## AIM OF THE TASK
Lines that contain the string "Element" are to be copied; leave out all others.

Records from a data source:
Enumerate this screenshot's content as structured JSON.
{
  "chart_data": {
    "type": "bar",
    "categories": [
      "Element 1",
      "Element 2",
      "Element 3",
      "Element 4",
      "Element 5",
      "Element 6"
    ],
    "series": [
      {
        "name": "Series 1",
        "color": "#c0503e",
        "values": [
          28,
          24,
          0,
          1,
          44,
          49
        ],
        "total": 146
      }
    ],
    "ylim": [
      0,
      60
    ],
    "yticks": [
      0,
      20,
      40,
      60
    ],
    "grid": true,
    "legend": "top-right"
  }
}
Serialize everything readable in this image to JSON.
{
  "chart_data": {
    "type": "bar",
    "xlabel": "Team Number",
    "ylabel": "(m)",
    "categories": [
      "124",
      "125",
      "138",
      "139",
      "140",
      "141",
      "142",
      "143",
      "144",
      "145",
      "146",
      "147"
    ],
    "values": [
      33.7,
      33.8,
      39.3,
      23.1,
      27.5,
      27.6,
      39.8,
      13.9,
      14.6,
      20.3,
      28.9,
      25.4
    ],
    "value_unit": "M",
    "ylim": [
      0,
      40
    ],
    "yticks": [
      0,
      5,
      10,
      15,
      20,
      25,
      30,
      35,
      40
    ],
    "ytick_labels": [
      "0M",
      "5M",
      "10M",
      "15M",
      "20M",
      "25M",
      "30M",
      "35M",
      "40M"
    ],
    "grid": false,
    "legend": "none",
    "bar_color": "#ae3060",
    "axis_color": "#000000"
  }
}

## REPLY
      "Element 1",
      "Element 2",
      "Element 3",
      "Element 4",
      "Element 5",
      "Element 6"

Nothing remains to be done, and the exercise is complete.